BEGIN Data provided

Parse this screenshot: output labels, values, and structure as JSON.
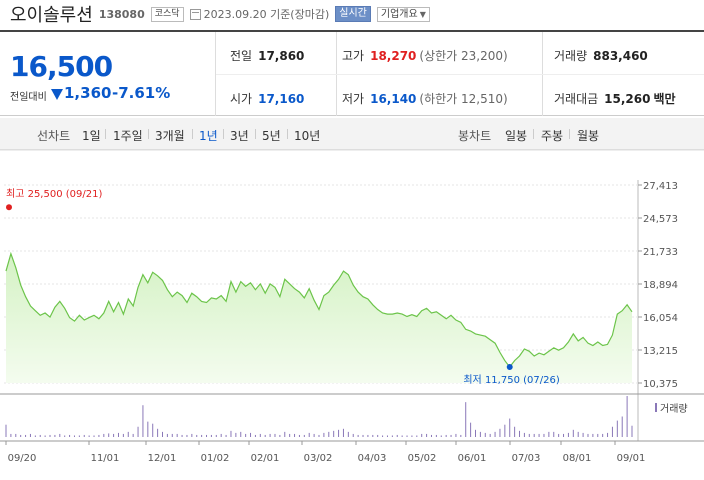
{
  "header": {
    "name": "오이솔루션",
    "code": "138080",
    "market_badge": "코스닥",
    "date_text": "2023.09.20 기준(장마감)",
    "realtime_label": "실시간",
    "company_info_label": "기업개요"
  },
  "summary": {
    "price": "16,500",
    "change_label": "전일대비",
    "change_amount": "1,360",
    "change_percent": "-7.61%",
    "prev_close": {
      "label": "전일",
      "value": "17,860"
    },
    "high": {
      "label": "고가",
      "value": "18,270",
      "sub": "(상한가 23,200)"
    },
    "volume": {
      "label": "거래량",
      "value": "883,460"
    },
    "open": {
      "label": "시가",
      "value": "17,160"
    },
    "low": {
      "label": "저가",
      "value": "16,140",
      "sub": "(하한가 12,510)"
    },
    "amount": {
      "label": "거래대금",
      "value": "15,260",
      "unit": "백만"
    }
  },
  "periods": {
    "line_label": "선차트",
    "line_items": [
      "1일",
      "1주일",
      "3개월",
      "1년",
      "3년",
      "5년",
      "10년"
    ],
    "active": "1년",
    "candle_label": "봉차트",
    "candle_items": [
      "일봉",
      "주봉",
      "월봉"
    ]
  },
  "colors": {
    "accent_blue": "#0a58ca",
    "up_red": "#e02020",
    "line_green": "#6cc44a",
    "fill_green": "#d4f2c4",
    "volume_bar": "#8a78b8"
  },
  "chart_data": {
    "type": "area",
    "x_tick_labels": [
      "09/20",
      "11/01",
      "12/01",
      "01/02",
      "02/01",
      "03/02",
      "04/03",
      "05/02",
      "06/01",
      "07/03",
      "08/01",
      "09/01"
    ],
    "y_tick_labels": [
      "27,413",
      "24,573",
      "21,733",
      "18,894",
      "16,054",
      "13,215",
      "10,375"
    ],
    "ylim": [
      10375,
      27413
    ],
    "high_annotation": "최고 25,500 (09/21)",
    "low_annotation": "최저 11,750 (07/26)",
    "volume_label": "거래량",
    "series": [
      {
        "values": [
          20000,
          21500,
          20300,
          18800,
          17800,
          17000,
          16600,
          16200,
          16400,
          16050,
          16900,
          17400,
          16800,
          16000,
          15700,
          16200,
          15800,
          16000,
          16200,
          15900,
          16400,
          17400,
          16500,
          17300,
          16300,
          17600,
          17000,
          18600,
          19700,
          19000,
          19900,
          19600,
          19200,
          18400,
          17800,
          18200,
          17900,
          17300,
          18100,
          17800,
          17400,
          17300,
          17700,
          17600,
          17900,
          17400,
          19100,
          18200,
          19100,
          18700,
          19000,
          18400,
          18900,
          18100,
          18900,
          18600,
          17800,
          19300,
          18900,
          18500,
          18200,
          17700,
          18500,
          17500,
          16700,
          17900,
          18200,
          18800,
          19300,
          20000,
          19700,
          18800,
          18200,
          17800,
          17600,
          17100,
          16700,
          16400,
          16300,
          16300,
          16400,
          16300,
          16100,
          16250,
          16100,
          16600,
          16800,
          16400,
          16500,
          16200,
          15900,
          16200,
          15800,
          15600,
          15000,
          14850,
          14600,
          14500,
          14400,
          14100,
          13800,
          13000,
          12300,
          11750,
          12300,
          12700,
          13300,
          13100,
          12700,
          12950,
          12800,
          13100,
          13400,
          13200,
          13400,
          13900,
          14600,
          14000,
          14300,
          13800,
          13600,
          13900,
          13600,
          13700,
          14500,
          16300,
          16600,
          17100,
          16500
        ]
      }
    ],
    "volume": [
      1.2,
      0.3,
      0.3,
      0.2,
      0.2,
      0.3,
      0.15,
      0.2,
      0.15,
      0.2,
      0.2,
      0.3,
      0.15,
      0.2,
      0.15,
      0.15,
      0.2,
      0.15,
      0.15,
      0.2,
      0.3,
      0.35,
      0.3,
      0.4,
      0.3,
      0.5,
      0.3,
      1.0,
      3.1,
      1.5,
      1.3,
      0.8,
      0.5,
      0.3,
      0.3,
      0.3,
      0.2,
      0.2,
      0.3,
      0.2,
      0.2,
      0.2,
      0.2,
      0.2,
      0.3,
      0.2,
      0.6,
      0.4,
      0.5,
      0.3,
      0.4,
      0.2,
      0.3,
      0.2,
      0.3,
      0.3,
      0.2,
      0.5,
      0.3,
      0.3,
      0.2,
      0.2,
      0.4,
      0.3,
      0.2,
      0.4,
      0.5,
      0.6,
      0.7,
      0.8,
      0.5,
      0.3,
      0.2,
      0.2,
      0.2,
      0.2,
      0.2,
      0.15,
      0.15,
      0.15,
      0.2,
      0.15,
      0.15,
      0.15,
      0.15,
      0.3,
      0.3,
      0.2,
      0.2,
      0.15,
      0.2,
      0.2,
      0.3,
      0.2,
      3.4,
      1.4,
      0.7,
      0.5,
      0.4,
      0.3,
      0.5,
      0.8,
      1.2,
      1.8,
      1.0,
      0.6,
      0.4,
      0.3,
      0.3,
      0.3,
      0.3,
      0.5,
      0.5,
      0.3,
      0.3,
      0.4,
      0.7,
      0.5,
      0.4,
      0.3,
      0.3,
      0.3,
      0.3,
      0.4,
      1.0,
      1.6,
      2.0,
      4.0,
      1.1
    ]
  }
}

END Data provided

What to produce
Skip the images and write out the rest of the listing exactly.

Exercise solution
Parse this screenshot: output labels, values, and structure as JSON.
{
  "header": {
    "name": "오이솔루션",
    "code": "138080",
    "market_badge": "코스닥",
    "date_text": "2023.09.20 기준(장마감)",
    "realtime_label": "실시간",
    "company_info_label": "기업개요"
  },
  "summary": {
    "price": "16,500",
    "change_label": "전일대비",
    "change_amount": "1,360",
    "change_percent": "-7.61%",
    "prev_close": {
      "label": "전일",
      "value": "17,860"
    },
    "high": {
      "label": "고가",
      "value": "18,270",
      "sub": "(상한가 23,200)"
    },
    "volume": {
      "label": "거래량",
      "value": "883,460"
    },
    "open": {
      "label": "시가",
      "value": "17,160"
    },
    "low": {
      "label": "저가",
      "value": "16,140",
      "sub": "(하한가 12,510)"
    },
    "amount": {
      "label": "거래대금",
      "value": "15,260",
      "unit": "백만"
    }
  },
  "periods": {
    "line_label": "선차트",
    "line_items": [
      "1일",
      "1주일",
      "3개월",
      "1년",
      "3년",
      "5년",
      "10년"
    ],
    "active": "1년",
    "candle_label": "봉차트",
    "candle_items": [
      "일봉",
      "주봉",
      "월봉"
    ]
  },
  "colors": {
    "accent_blue": "#0a58ca",
    "up_red": "#e02020",
    "line_green": "#6cc44a",
    "fill_green": "#d4f2c4",
    "volume_bar": "#8a78b8"
  },
  "chart_data": {
    "type": "area",
    "x_tick_labels": [
      "09/20",
      "11/01",
      "12/01",
      "01/02",
      "02/01",
      "03/02",
      "04/03",
      "05/02",
      "06/01",
      "07/03",
      "08/01",
      "09/01"
    ],
    "y_tick_labels": [
      "27,413",
      "24,573",
      "21,733",
      "18,894",
      "16,054",
      "13,215",
      "10,375"
    ],
    "ylim": [
      10375,
      27413
    ],
    "high_annotation": "최고 25,500 (09/21)",
    "low_annotation": "최저 11,750 (07/26)",
    "volume_label": "거래량",
    "series": [
      {
        "values": [
          20000,
          21500,
          20300,
          18800,
          17800,
          17000,
          16600,
          16200,
          16400,
          16050,
          16900,
          17400,
          16800,
          16000,
          15700,
          16200,
          15800,
          16000,
          16200,
          15900,
          16400,
          17400,
          16500,
          17300,
          16300,
          17600,
          17000,
          18600,
          19700,
          19000,
          19900,
          19600,
          19200,
          18400,
          17800,
          18200,
          17900,
          17300,
          18100,
          17800,
          17400,
          17300,
          17700,
          17600,
          17900,
          17400,
          19100,
          18200,
          19100,
          18700,
          19000,
          18400,
          18900,
          18100,
          18900,
          18600,
          17800,
          19300,
          18900,
          18500,
          18200,
          17700,
          18500,
          17500,
          16700,
          17900,
          18200,
          18800,
          19300,
          20000,
          19700,
          18800,
          18200,
          17800,
          17600,
          17100,
          16700,
          16400,
          16300,
          16300,
          16400,
          16300,
          16100,
          16250,
          16100,
          16600,
          16800,
          16400,
          16500,
          16200,
          15900,
          16200,
          15800,
          15600,
          15000,
          14850,
          14600,
          14500,
          14400,
          14100,
          13800,
          13000,
          12300,
          11750,
          12300,
          12700,
          13300,
          13100,
          12700,
          12950,
          12800,
          13100,
          13400,
          13200,
          13400,
          13900,
          14600,
          14000,
          14300,
          13800,
          13600,
          13900,
          13600,
          13700,
          14500,
          16300,
          16600,
          17100,
          16500
        ]
      }
    ],
    "volume": [
      1.2,
      0.3,
      0.3,
      0.2,
      0.2,
      0.3,
      0.15,
      0.2,
      0.15,
      0.2,
      0.2,
      0.3,
      0.15,
      0.2,
      0.15,
      0.15,
      0.2,
      0.15,
      0.15,
      0.2,
      0.3,
      0.35,
      0.3,
      0.4,
      0.3,
      0.5,
      0.3,
      1.0,
      3.1,
      1.5,
      1.3,
      0.8,
      0.5,
      0.3,
      0.3,
      0.3,
      0.2,
      0.2,
      0.3,
      0.2,
      0.2,
      0.2,
      0.2,
      0.2,
      0.3,
      0.2,
      0.6,
      0.4,
      0.5,
      0.3,
      0.4,
      0.2,
      0.3,
      0.2,
      0.3,
      0.3,
      0.2,
      0.5,
      0.3,
      0.3,
      0.2,
      0.2,
      0.4,
      0.3,
      0.2,
      0.4,
      0.5,
      0.6,
      0.7,
      0.8,
      0.5,
      0.3,
      0.2,
      0.2,
      0.2,
      0.2,
      0.2,
      0.15,
      0.15,
      0.15,
      0.2,
      0.15,
      0.15,
      0.15,
      0.15,
      0.3,
      0.3,
      0.2,
      0.2,
      0.15,
      0.2,
      0.2,
      0.3,
      0.2,
      3.4,
      1.4,
      0.7,
      0.5,
      0.4,
      0.3,
      0.5,
      0.8,
      1.2,
      1.8,
      1.0,
      0.6,
      0.4,
      0.3,
      0.3,
      0.3,
      0.3,
      0.5,
      0.5,
      0.3,
      0.3,
      0.4,
      0.7,
      0.5,
      0.4,
      0.3,
      0.3,
      0.3,
      0.3,
      0.4,
      1.0,
      1.6,
      2.0,
      4.0,
      1.1
    ]
  }
}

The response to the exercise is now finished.